SHORT PROBLEM
Reproduce all the entries exactly.

(Recorded data)
++++

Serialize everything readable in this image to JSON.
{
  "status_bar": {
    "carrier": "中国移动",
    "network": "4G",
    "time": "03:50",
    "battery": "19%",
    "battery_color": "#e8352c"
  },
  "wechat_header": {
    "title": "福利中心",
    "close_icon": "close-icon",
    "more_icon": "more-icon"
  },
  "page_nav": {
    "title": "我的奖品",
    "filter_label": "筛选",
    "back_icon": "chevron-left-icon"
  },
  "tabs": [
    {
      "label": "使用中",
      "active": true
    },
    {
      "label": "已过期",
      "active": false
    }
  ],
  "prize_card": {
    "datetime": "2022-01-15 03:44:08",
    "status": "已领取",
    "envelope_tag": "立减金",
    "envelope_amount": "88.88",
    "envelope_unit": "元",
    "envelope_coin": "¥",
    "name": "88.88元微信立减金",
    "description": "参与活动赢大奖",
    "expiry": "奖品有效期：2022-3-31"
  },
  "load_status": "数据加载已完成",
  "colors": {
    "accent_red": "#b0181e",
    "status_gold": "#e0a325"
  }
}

++++

RESULT BELOW
Serialize everything readable in this image to JSON.
{
  "status_bar": {
    "carrier": "中国移动",
    "network": "4G",
    "time": "03:50",
    "battery": "19%",
    "battery_color": "#e8352c"
  },
  "wechat_header": {
    "title": "福利中心",
    "close_icon": "close-icon",
    "more_icon": "more-icon"
  },
  "page_nav": {
    "title": "我的奖品",
    "filter_label": "筛选",
    "back_icon": "chevron-left-icon"
  },
  "tabs": [
    {
      "label": "使用中",
      "active": true
    },
    {
      "label": "已过期",
      "active": false
    }
  ],
  "prize_card": {
    "datetime": "2022-01-15 03:44:08",
    "status": "已领取",
    "envelope_tag": "立减金",
    "envelope_amount": "88.88",
    "envelope_unit": "元",
    "envelope_coin": "¥",
    "name": "88.88元微信立减金",
    "description": "参与活动赢大奖",
    "expiry": "奖品有效期：2022-3-31"
  },
  "load_status": "数据加载已完成",
  "colors": {
    "accent_red": "#b0181e",
    "status_gold": "#e0a325"
  }
}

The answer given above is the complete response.